→ What the exercise asks
Would you write out the entries below, every one of them, exactly?

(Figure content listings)
########################################

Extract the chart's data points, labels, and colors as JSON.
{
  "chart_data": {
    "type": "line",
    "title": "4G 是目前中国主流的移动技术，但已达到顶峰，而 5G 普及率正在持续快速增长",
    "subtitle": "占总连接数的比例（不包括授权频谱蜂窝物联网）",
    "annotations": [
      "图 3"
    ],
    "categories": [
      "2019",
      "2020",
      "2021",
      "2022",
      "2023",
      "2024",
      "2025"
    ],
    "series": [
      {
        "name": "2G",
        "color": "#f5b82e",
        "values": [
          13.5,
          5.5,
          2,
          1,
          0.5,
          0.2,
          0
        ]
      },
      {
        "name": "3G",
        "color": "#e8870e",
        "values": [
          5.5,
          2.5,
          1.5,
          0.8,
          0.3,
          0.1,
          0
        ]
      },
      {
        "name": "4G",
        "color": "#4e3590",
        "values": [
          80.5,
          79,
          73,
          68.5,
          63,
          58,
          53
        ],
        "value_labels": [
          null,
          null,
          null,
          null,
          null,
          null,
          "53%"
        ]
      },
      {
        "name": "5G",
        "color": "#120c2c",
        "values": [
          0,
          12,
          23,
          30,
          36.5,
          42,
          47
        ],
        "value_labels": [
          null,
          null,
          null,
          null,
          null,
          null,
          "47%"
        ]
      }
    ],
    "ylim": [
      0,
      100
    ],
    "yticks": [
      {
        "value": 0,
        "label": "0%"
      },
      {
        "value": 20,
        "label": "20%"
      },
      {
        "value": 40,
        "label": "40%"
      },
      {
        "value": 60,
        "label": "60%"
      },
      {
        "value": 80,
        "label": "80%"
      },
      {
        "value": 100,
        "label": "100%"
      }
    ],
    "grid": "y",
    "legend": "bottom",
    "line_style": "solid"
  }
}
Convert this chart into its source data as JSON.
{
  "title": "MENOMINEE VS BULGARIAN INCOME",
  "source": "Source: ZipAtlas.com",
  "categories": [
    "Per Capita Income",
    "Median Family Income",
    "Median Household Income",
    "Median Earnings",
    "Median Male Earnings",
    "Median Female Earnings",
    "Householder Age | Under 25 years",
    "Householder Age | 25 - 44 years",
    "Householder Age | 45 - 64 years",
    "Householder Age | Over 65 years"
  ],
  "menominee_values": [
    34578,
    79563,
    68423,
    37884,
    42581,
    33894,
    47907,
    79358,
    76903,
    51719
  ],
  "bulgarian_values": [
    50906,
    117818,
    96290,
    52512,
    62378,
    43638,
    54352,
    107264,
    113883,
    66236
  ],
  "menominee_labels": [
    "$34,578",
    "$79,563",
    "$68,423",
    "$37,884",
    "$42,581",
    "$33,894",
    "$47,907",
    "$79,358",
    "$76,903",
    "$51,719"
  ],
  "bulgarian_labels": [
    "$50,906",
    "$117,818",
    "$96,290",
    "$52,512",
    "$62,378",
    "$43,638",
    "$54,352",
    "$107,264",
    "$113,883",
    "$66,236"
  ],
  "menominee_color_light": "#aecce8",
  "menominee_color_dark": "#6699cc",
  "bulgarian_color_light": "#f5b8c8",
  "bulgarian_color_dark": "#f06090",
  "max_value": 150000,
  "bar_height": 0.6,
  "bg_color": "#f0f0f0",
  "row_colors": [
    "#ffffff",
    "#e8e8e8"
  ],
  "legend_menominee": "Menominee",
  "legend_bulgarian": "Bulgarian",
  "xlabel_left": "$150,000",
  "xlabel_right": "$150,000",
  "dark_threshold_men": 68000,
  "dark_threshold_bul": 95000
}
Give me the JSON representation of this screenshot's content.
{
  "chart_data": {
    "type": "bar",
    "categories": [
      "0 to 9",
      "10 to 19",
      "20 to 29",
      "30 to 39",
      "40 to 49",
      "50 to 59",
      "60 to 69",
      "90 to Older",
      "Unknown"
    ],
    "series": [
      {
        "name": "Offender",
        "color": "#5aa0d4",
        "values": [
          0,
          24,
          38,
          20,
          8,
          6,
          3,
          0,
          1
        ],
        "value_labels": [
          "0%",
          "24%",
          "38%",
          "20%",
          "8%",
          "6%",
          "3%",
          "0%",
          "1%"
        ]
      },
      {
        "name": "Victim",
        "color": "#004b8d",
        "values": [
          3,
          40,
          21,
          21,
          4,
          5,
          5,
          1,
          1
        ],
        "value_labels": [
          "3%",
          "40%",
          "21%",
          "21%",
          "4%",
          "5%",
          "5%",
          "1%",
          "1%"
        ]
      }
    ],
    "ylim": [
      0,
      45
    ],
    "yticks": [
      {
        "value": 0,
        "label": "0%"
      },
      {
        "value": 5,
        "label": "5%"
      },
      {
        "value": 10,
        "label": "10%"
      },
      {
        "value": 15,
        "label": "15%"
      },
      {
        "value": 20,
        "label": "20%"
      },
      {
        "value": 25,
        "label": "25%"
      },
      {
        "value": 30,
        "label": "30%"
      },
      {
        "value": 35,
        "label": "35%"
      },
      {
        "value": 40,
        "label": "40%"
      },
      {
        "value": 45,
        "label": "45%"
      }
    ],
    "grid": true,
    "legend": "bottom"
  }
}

########################################

→ Correct output
Extract the chart's data points, labels, and colors as JSON.
{
  "chart_data": {
    "type": "line",
    "title": "4G 是目前中国主流的移动技术，但已达到顶峰，而 5G 普及率正在持续快速增长",
    "subtitle": "占总连接数的比例（不包括授权频谱蜂窝物联网）",
    "annotations": [
      "图 3"
    ],
    "categories": [
      "2019",
      "2020",
      "2021",
      "2022",
      "2023",
      "2024",
      "2025"
    ],
    "series": [
      {
        "name": "2G",
        "color": "#f5b82e",
        "values": [
          13.5,
          5.5,
          2,
          1,
          0.5,
          0.2,
          0
        ]
      },
      {
        "name": "3G",
        "color": "#e8870e",
        "values": [
          5.5,
          2.5,
          1.5,
          0.8,
          0.3,
          0.1,
          0
        ]
      },
      {
        "name": "4G",
        "color": "#4e3590",
        "values": [
          80.5,
          79,
          73,
          68.5,
          63,
          58,
          53
        ],
        "value_labels": [
          null,
          null,
          null,
          null,
          null,
          null,
          "53%"
        ]
      },
      {
        "name": "5G",
        "color": "#120c2c",
        "values": [
          0,
          12,
          23,
          30,
          36.5,
          42,
          47
        ],
        "value_labels": [
          null,
          null,
          null,
          null,
          null,
          null,
          "47%"
        ]
      }
    ],
    "ylim": [
      0,
      100
    ],
    "yticks": [
      {
        "value": 0,
        "label": "0%"
      },
      {
        "value": 20,
        "label": "20%"
      },
      {
        "value": 40,
        "label": "40%"
      },
      {
        "value": 60,
        "label": "60%"
      },
      {
        "value": 80,
        "label": "80%"
      },
      {
        "value": 100,
        "label": "100%"
      }
    ],
    "grid": "y",
    "legend": "bottom",
    "line_style": "solid"
  }
}
Convert this chart into its source data as JSON.
{
  "title": "MENOMINEE VS BULGARIAN INCOME",
  "source": "Source: ZipAtlas.com",
  "categories": [
    "Per Capita Income",
    "Median Family Income",
    "Median Household Income",
    "Median Earnings",
    "Median Male Earnings",
    "Median Female Earnings",
    "Householder Age | Under 25 years",
    "Householder Age | 25 - 44 years",
    "Householder Age | 45 - 64 years",
    "Householder Age | Over 65 years"
  ],
  "menominee_values": [
    34578,
    79563,
    68423,
    37884,
    42581,
    33894,
    47907,
    79358,
    76903,
    51719
  ],
  "bulgarian_values": [
    50906,
    117818,
    96290,
    52512,
    62378,
    43638,
    54352,
    107264,
    113883,
    66236
  ],
  "menominee_labels": [
    "$34,578",
    "$79,563",
    "$68,423",
    "$37,884",
    "$42,581",
    "$33,894",
    "$47,907",
    "$79,358",
    "$76,903",
    "$51,719"
  ],
  "bulgarian_labels": [
    "$50,906",
    "$117,818",
    "$96,290",
    "$52,512",
    "$62,378",
    "$43,638",
    "$54,352",
    "$107,264",
    "$113,883",
    "$66,236"
  ],
  "menominee_color_light": "#aecce8",
  "menominee_color_dark": "#6699cc",
  "bulgarian_color_light": "#f5b8c8",
  "bulgarian_color_dark": "#f06090",
  "max_value": 150000,
  "bar_height": 0.6,
  "bg_color": "#f0f0f0",
  "row_colors": [
    "#ffffff",
    "#e8e8e8"
  ],
  "legend_menominee": "Menominee",
  "legend_bulgarian": "Bulgarian",
  "xlabel_left": "$150,000",
  "xlabel_right": "$150,000",
  "dark_threshold_men": 68000,
  "dark_threshold_bul": 95000
}
Give me the JSON representation of this screenshot's content.
{
  "chart_data": {
    "type": "bar",
    "categories": [
      "0 to 9",
      "10 to 19",
      "20 to 29",
      "30 to 39",
      "40 to 49",
      "50 to 59",
      "60 to 69",
      "90 to Older",
      "Unknown"
    ],
    "series": [
      {
        "name": "Offender",
        "color": "#5aa0d4",
        "values": [
          0,
          24,
          38,
          20,
          8,
          6,
          3,
          0,
          1
        ],
        "value_labels": [
          "0%",
          "24%",
          "38%",
          "20%",
          "8%",
          "6%",
          "3%",
          "0%",
          "1%"
        ]
      },
      {
        "name": "Victim",
        "color": "#004b8d",
        "values": [
          3,
          40,
          21,
          21,
          4,
          5,
          5,
          1,
          1
        ],
        "value_labels": [
          "3%",
          "40%",
          "21%",
          "21%",
          "4%",
          "5%",
          "5%",
          "1%",
          "1%"
        ]
      }
    ],
    "ylim": [
      0,
      45
    ],
    "yticks": [
      {
        "value": 0,
        "label": "0%"
      },
      {
        "value": 5,
        "label": "5%"
      },
      {
        "value": 10,
        "label": "10%"
      },
      {
        "value": 15,
        "label": "15%"
      },
      {
        "value": 20,
        "label": "20%"
      },
      {
        "value": 25,
        "label": "25%"
      },
      {
        "value": 30,
        "label": "30%"
      },
      {
        "value": 35,
        "label": "35%"
      },
      {
        "value": 40,
        "label": "40%"
      },
      {
        "value": 45,
        "label": "45%"
      }
    ],
    "grid": true,
    "legend": "bottom"
  }
}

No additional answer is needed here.